[Data]
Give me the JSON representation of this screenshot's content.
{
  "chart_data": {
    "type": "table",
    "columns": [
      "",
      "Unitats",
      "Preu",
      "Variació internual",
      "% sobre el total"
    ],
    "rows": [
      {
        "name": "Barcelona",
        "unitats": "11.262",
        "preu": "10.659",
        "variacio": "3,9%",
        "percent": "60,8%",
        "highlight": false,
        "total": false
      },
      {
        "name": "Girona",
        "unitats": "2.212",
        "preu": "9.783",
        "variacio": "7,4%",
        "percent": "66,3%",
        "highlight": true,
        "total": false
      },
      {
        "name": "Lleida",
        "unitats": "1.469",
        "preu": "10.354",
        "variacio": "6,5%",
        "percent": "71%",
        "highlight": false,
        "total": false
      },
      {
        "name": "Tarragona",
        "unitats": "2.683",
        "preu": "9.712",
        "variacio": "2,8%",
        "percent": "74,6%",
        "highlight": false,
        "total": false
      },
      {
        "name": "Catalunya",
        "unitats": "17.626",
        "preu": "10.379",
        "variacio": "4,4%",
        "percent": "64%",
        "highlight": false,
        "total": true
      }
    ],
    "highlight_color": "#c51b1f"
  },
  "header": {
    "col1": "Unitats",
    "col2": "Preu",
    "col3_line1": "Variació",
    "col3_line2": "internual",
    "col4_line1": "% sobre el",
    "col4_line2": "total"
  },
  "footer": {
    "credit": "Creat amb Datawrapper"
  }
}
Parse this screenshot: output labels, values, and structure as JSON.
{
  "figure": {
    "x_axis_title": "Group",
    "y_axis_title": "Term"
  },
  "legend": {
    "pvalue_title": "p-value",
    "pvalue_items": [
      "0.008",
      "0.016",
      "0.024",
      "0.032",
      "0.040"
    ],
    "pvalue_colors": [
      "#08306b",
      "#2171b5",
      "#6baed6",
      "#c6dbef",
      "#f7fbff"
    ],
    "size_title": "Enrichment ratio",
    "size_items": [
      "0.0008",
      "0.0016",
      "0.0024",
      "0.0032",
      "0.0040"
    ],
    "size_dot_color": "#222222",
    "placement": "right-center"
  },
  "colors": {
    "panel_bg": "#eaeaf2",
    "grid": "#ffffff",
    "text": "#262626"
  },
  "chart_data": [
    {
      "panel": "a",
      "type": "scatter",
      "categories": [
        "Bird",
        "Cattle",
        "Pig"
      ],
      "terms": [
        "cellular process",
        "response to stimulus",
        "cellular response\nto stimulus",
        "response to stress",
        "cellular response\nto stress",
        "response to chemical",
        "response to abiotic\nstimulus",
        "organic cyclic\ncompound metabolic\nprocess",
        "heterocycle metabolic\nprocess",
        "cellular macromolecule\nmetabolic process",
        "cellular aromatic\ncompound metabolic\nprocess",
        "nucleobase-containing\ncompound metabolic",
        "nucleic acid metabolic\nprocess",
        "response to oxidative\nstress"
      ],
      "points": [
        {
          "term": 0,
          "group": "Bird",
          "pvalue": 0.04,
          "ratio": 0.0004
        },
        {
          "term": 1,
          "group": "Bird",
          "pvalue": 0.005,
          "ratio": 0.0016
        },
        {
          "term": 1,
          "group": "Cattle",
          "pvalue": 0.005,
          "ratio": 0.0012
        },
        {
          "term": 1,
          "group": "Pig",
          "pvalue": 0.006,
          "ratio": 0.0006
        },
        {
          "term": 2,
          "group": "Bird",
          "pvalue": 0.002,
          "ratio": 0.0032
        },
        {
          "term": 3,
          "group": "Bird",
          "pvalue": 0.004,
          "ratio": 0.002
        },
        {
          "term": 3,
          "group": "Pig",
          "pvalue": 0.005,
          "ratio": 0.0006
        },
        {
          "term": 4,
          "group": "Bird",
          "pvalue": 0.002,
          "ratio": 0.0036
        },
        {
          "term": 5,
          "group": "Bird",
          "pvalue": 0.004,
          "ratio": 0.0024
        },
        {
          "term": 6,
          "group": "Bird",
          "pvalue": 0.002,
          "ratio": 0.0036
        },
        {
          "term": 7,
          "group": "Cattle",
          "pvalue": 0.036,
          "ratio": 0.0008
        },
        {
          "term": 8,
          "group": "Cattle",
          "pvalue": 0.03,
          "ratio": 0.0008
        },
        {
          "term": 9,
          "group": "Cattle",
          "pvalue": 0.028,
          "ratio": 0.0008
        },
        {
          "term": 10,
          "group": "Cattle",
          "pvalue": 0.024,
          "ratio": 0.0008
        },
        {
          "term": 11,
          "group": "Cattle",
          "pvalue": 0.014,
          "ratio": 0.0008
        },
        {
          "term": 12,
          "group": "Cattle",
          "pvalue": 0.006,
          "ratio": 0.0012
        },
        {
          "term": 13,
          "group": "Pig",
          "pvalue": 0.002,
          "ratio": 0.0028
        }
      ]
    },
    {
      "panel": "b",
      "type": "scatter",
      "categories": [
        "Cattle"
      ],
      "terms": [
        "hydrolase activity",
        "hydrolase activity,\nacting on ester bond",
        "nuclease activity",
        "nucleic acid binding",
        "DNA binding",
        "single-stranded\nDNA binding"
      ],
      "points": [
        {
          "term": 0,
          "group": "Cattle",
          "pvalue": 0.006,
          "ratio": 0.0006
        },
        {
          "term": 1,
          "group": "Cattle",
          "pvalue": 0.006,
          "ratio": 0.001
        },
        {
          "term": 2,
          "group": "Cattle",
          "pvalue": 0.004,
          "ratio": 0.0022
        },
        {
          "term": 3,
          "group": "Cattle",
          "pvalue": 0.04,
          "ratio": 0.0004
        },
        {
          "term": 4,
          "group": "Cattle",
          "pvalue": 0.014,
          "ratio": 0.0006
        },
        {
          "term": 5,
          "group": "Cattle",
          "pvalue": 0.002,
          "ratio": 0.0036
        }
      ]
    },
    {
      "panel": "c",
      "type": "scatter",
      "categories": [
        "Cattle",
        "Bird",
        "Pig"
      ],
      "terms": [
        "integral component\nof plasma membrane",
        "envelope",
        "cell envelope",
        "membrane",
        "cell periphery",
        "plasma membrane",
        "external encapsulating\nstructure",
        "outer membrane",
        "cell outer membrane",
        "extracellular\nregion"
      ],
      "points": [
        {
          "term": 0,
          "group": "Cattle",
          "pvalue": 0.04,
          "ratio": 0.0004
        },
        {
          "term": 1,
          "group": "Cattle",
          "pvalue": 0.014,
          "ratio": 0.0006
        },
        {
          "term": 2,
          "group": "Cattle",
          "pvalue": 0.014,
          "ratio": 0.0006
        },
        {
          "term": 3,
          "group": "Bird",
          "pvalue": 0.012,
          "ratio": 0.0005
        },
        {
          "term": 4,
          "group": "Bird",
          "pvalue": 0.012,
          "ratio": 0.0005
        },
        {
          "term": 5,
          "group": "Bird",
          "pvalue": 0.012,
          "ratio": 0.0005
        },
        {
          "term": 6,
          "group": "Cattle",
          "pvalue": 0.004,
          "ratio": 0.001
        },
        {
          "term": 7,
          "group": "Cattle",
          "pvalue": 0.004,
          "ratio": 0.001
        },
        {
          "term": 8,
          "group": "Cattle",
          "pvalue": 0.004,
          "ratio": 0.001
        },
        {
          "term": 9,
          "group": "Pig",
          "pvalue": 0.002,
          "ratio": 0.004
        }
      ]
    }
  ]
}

[What you should do] Take the material above and return all of it exactly.

[Answer in full]
Give me the JSON representation of this screenshot's content.
{
  "chart_data": {
    "type": "table",
    "columns": [
      "",
      "Unitats",
      "Preu",
      "Variació internual",
      "% sobre el total"
    ],
    "rows": [
      {
        "name": "Barcelona",
        "unitats": "11.262",
        "preu": "10.659",
        "variacio": "3,9%",
        "percent": "60,8%",
        "highlight": false,
        "total": false
      },
      {
        "name": "Girona",
        "unitats": "2.212",
        "preu": "9.783",
        "variacio": "7,4%",
        "percent": "66,3%",
        "highlight": true,
        "total": false
      },
      {
        "name": "Lleida",
        "unitats": "1.469",
        "preu": "10.354",
        "variacio": "6,5%",
        "percent": "71%",
        "highlight": false,
        "total": false
      },
      {
        "name": "Tarragona",
        "unitats": "2.683",
        "preu": "9.712",
        "variacio": "2,8%",
        "percent": "74,6%",
        "highlight": false,
        "total": false
      },
      {
        "name": "Catalunya",
        "unitats": "17.626",
        "preu": "10.379",
        "variacio": "4,4%",
        "percent": "64%",
        "highlight": false,
        "total": true
      }
    ],
    "highlight_color": "#c51b1f"
  },
  "header": {
    "col1": "Unitats",
    "col2": "Preu",
    "col3_line1": "Variació",
    "col3_line2": "internual",
    "col4_line1": "% sobre el",
    "col4_line2": "total"
  },
  "footer": {
    "credit": "Creat amb Datawrapper"
  }
}
Parse this screenshot: output labels, values, and structure as JSON.
{
  "figure": {
    "x_axis_title": "Group",
    "y_axis_title": "Term"
  },
  "legend": {
    "pvalue_title": "p-value",
    "pvalue_items": [
      "0.008",
      "0.016",
      "0.024",
      "0.032",
      "0.040"
    ],
    "pvalue_colors": [
      "#08306b",
      "#2171b5",
      "#6baed6",
      "#c6dbef",
      "#f7fbff"
    ],
    "size_title": "Enrichment ratio",
    "size_items": [
      "0.0008",
      "0.0016",
      "0.0024",
      "0.0032",
      "0.0040"
    ],
    "size_dot_color": "#222222",
    "placement": "right-center"
  },
  "colors": {
    "panel_bg": "#eaeaf2",
    "grid": "#ffffff",
    "text": "#262626"
  },
  "chart_data": [
    {
      "panel": "a",
      "type": "scatter",
      "categories": [
        "Bird",
        "Cattle",
        "Pig"
      ],
      "terms": [
        "cellular process",
        "response to stimulus",
        "cellular response\nto stimulus",
        "response to stress",
        "cellular response\nto stress",
        "response to chemical",
        "response to abiotic\nstimulus",
        "organic cyclic\ncompound metabolic\nprocess",
        "heterocycle metabolic\nprocess",
        "cellular macromolecule\nmetabolic process",
        "cellular aromatic\ncompound metabolic\nprocess",
        "nucleobase-containing\ncompound metabolic",
        "nucleic acid metabolic\nprocess",
        "response to oxidative\nstress"
      ],
      "points": [
        {
          "term": 0,
          "group": "Bird",
          "pvalue": 0.04,
          "ratio": 0.0004
        },
        {
          "term": 1,
          "group": "Bird",
          "pvalue": 0.005,
          "ratio": 0.0016
        },
        {
          "term": 1,
          "group": "Cattle",
          "pvalue": 0.005,
          "ratio": 0.0012
        },
        {
          "term": 1,
          "group": "Pig",
          "pvalue": 0.006,
          "ratio": 0.0006
        },
        {
          "term": 2,
          "group": "Bird",
          "pvalue": 0.002,
          "ratio": 0.0032
        },
        {
          "term": 3,
          "group": "Bird",
          "pvalue": 0.004,
          "ratio": 0.002
        },
        {
          "term": 3,
          "group": "Pig",
          "pvalue": 0.005,
          "ratio": 0.0006
        },
        {
          "term": 4,
          "group": "Bird",
          "pvalue": 0.002,
          "ratio": 0.0036
        },
        {
          "term": 5,
          "group": "Bird",
          "pvalue": 0.004,
          "ratio": 0.0024
        },
        {
          "term": 6,
          "group": "Bird",
          "pvalue": 0.002,
          "ratio": 0.0036
        },
        {
          "term": 7,
          "group": "Cattle",
          "pvalue": 0.036,
          "ratio": 0.0008
        },
        {
          "term": 8,
          "group": "Cattle",
          "pvalue": 0.03,
          "ratio": 0.0008
        },
        {
          "term": 9,
          "group": "Cattle",
          "pvalue": 0.028,
          "ratio": 0.0008
        },
        {
          "term": 10,
          "group": "Cattle",
          "pvalue": 0.024,
          "ratio": 0.0008
        },
        {
          "term": 11,
          "group": "Cattle",
          "pvalue": 0.014,
          "ratio": 0.0008
        },
        {
          "term": 12,
          "group": "Cattle",
          "pvalue": 0.006,
          "ratio": 0.0012
        },
        {
          "term": 13,
          "group": "Pig",
          "pvalue": 0.002,
          "ratio": 0.0028
        }
      ]
    },
    {
      "panel": "b",
      "type": "scatter",
      "categories": [
        "Cattle"
      ],
      "terms": [
        "hydrolase activity",
        "hydrolase activity,\nacting on ester bond",
        "nuclease activity",
        "nucleic acid binding",
        "DNA binding",
        "single-stranded\nDNA binding"
      ],
      "points": [
        {
          "term": 0,
          "group": "Cattle",
          "pvalue": 0.006,
          "ratio": 0.0006
        },
        {
          "term": 1,
          "group": "Cattle",
          "pvalue": 0.006,
          "ratio": 0.001
        },
        {
          "term": 2,
          "group": "Cattle",
          "pvalue": 0.004,
          "ratio": 0.0022
        },
        {
          "term": 3,
          "group": "Cattle",
          "pvalue": 0.04,
          "ratio": 0.0004
        },
        {
          "term": 4,
          "group": "Cattle",
          "pvalue": 0.014,
          "ratio": 0.0006
        },
        {
          "term": 5,
          "group": "Cattle",
          "pvalue": 0.002,
          "ratio": 0.0036
        }
      ]
    },
    {
      "panel": "c",
      "type": "scatter",
      "categories": [
        "Cattle",
        "Bird",
        "Pig"
      ],
      "terms": [
        "integral component\nof plasma membrane",
        "envelope",
        "cell envelope",
        "membrane",
        "cell periphery",
        "plasma membrane",
        "external encapsulating\nstructure",
        "outer membrane",
        "cell outer membrane",
        "extracellular\nregion"
      ],
      "points": [
        {
          "term": 0,
          "group": "Cattle",
          "pvalue": 0.04,
          "ratio": 0.0004
        },
        {
          "term": 1,
          "group": "Cattle",
          "pvalue": 0.014,
          "ratio": 0.0006
        },
        {
          "term": 2,
          "group": "Cattle",
          "pvalue": 0.014,
          "ratio": 0.0006
        },
        {
          "term": 3,
          "group": "Bird",
          "pvalue": 0.012,
          "ratio": 0.0005
        },
        {
          "term": 4,
          "group": "Bird",
          "pvalue": 0.012,
          "ratio": 0.0005
        },
        {
          "term": 5,
          "group": "Bird",
          "pvalue": 0.012,
          "ratio": 0.0005
        },
        {
          "term": 6,
          "group": "Cattle",
          "pvalue": 0.004,
          "ratio": 0.001
        },
        {
          "term": 7,
          "group": "Cattle",
          "pvalue": 0.004,
          "ratio": 0.001
        },
        {
          "term": 8,
          "group": "Cattle",
          "pvalue": 0.004,
          "ratio": 0.001
        },
        {
          "term": 9,
          "group": "Pig",
          "pvalue": 0.002,
          "ratio": 0.004
        }
      ]
    }
  ]
}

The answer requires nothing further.